== EXERCISE OBJECTIVE ==
Collect every line that includes the string "Model".

== ENTRIES SUPPLIED ==

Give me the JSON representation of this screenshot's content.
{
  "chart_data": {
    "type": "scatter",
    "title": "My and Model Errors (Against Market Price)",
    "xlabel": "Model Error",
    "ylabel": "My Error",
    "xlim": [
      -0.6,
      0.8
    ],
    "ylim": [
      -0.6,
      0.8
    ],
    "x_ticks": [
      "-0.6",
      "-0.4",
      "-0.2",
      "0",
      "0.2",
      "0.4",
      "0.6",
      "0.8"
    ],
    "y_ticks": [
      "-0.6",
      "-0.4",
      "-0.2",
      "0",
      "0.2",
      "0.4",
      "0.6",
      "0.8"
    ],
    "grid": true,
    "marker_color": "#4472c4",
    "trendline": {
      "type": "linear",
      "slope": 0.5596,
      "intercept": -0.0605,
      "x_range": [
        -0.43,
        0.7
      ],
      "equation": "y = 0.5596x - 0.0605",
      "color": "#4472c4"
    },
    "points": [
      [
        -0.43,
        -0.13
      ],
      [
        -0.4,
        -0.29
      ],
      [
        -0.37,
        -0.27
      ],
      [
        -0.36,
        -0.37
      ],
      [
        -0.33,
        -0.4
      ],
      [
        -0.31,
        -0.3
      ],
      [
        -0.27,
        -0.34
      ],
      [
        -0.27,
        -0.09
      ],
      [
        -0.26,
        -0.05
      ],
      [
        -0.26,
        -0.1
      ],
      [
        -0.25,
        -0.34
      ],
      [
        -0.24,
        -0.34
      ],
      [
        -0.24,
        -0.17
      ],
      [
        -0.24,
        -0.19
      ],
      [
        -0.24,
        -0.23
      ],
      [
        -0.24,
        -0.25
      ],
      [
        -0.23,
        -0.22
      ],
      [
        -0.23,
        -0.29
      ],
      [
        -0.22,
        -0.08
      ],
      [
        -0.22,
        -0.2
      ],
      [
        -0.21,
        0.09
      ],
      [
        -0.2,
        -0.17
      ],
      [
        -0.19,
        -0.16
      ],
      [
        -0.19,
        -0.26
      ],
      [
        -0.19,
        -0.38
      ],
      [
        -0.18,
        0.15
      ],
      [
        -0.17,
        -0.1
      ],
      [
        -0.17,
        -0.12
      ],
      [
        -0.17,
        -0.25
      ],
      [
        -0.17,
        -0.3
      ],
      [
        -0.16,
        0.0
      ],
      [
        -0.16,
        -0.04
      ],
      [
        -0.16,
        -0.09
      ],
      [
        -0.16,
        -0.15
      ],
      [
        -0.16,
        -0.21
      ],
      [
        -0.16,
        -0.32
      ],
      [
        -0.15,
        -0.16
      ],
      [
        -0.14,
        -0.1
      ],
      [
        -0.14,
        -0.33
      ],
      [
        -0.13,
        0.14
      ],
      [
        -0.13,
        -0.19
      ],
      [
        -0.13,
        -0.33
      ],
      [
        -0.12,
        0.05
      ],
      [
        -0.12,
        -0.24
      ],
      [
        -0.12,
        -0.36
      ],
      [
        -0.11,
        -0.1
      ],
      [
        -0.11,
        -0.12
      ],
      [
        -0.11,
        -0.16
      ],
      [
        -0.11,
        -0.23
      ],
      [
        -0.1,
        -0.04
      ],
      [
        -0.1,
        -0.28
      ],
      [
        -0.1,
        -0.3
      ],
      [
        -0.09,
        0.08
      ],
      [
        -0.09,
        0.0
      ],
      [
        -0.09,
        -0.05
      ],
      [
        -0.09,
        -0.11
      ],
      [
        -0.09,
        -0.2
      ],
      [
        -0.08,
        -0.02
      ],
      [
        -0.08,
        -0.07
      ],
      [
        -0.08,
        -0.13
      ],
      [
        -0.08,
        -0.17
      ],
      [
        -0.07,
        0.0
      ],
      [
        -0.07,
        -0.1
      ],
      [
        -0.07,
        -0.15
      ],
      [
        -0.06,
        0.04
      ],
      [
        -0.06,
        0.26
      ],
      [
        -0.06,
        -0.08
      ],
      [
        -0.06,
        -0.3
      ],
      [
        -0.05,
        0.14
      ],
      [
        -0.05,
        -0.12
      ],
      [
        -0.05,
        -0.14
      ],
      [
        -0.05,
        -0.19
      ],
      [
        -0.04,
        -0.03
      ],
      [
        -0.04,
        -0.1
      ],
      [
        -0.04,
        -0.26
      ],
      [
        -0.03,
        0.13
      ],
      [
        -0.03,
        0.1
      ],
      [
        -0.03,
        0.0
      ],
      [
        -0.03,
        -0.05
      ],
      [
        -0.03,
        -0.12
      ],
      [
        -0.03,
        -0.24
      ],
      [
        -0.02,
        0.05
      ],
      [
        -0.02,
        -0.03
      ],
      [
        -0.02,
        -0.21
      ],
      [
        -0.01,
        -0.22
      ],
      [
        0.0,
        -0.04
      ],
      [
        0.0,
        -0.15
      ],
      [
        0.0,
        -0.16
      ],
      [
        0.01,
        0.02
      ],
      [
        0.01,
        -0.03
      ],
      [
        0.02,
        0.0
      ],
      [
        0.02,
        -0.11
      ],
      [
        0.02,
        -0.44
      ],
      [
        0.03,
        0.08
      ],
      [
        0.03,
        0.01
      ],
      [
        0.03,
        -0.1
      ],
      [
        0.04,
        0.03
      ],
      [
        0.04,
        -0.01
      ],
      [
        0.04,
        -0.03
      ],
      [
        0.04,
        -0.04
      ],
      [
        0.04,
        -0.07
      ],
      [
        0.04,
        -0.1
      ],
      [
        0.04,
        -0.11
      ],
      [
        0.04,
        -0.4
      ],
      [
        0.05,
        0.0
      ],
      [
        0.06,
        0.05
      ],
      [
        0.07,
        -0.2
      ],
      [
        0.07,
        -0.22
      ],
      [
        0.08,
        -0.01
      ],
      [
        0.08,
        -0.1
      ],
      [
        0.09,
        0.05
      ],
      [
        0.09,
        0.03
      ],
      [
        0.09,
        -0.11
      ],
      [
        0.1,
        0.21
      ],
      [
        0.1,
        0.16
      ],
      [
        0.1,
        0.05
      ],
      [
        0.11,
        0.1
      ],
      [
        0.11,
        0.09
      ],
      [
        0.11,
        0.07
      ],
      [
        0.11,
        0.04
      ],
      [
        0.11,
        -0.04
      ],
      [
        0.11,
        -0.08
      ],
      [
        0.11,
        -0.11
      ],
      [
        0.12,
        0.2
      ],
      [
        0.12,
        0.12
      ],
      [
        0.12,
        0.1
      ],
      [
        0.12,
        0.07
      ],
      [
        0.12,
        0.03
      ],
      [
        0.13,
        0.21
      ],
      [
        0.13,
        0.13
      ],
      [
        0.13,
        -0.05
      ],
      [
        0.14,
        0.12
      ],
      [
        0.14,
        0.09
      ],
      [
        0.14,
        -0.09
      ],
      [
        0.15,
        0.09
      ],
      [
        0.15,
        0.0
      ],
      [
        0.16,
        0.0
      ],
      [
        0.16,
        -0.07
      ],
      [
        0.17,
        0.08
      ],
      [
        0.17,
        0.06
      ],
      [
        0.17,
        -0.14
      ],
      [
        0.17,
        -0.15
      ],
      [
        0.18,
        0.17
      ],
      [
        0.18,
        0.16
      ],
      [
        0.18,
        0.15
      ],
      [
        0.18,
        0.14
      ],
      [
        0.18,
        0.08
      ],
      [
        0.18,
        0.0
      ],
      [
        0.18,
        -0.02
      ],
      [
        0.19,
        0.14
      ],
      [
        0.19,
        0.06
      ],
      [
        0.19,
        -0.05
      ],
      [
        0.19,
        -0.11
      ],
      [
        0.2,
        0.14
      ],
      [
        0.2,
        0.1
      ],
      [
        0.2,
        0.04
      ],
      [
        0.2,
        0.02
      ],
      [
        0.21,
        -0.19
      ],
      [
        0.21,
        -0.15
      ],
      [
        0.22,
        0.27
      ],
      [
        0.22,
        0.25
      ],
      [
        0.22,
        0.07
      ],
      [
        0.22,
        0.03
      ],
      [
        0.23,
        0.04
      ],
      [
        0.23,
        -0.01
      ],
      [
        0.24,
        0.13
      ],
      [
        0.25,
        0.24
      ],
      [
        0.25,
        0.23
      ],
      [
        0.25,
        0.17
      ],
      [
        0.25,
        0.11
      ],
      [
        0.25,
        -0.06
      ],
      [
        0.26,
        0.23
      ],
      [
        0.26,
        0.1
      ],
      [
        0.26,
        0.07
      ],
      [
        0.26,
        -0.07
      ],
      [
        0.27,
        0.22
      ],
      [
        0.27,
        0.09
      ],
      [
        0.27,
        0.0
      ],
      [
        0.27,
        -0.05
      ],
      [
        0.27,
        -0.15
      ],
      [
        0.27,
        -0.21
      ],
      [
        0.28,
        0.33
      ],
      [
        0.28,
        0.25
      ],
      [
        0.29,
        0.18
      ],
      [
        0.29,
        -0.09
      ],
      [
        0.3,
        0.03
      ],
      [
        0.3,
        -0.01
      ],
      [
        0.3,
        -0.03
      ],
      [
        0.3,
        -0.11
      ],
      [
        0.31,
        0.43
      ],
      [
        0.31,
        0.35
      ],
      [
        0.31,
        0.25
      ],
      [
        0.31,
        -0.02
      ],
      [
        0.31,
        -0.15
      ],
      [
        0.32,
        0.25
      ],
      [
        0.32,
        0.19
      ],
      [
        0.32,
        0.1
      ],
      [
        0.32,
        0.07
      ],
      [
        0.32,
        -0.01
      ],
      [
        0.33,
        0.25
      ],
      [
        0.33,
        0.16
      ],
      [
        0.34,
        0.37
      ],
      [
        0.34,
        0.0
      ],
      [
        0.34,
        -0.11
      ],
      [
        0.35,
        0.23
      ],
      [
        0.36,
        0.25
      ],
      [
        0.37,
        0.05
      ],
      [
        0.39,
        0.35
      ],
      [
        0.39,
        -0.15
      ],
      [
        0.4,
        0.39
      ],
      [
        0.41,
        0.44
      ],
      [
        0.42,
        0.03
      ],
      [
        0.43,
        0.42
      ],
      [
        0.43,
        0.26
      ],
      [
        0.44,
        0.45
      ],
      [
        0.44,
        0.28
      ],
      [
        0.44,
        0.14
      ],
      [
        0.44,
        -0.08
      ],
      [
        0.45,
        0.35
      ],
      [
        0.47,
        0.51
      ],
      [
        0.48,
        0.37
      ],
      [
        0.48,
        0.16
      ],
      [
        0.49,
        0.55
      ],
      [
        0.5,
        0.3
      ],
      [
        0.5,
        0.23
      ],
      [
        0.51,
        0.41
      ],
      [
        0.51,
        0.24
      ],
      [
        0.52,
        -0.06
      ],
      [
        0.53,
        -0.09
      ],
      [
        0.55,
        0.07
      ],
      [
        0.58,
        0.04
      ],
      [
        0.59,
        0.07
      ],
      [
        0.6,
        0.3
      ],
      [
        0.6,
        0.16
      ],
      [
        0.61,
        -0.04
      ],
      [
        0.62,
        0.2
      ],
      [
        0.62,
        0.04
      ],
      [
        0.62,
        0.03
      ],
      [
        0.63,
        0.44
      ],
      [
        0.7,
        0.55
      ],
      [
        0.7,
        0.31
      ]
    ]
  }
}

== SOLUTION ==
    "title": "My and Model Errors (Against Market Price)",
    "xlabel": "Model Error",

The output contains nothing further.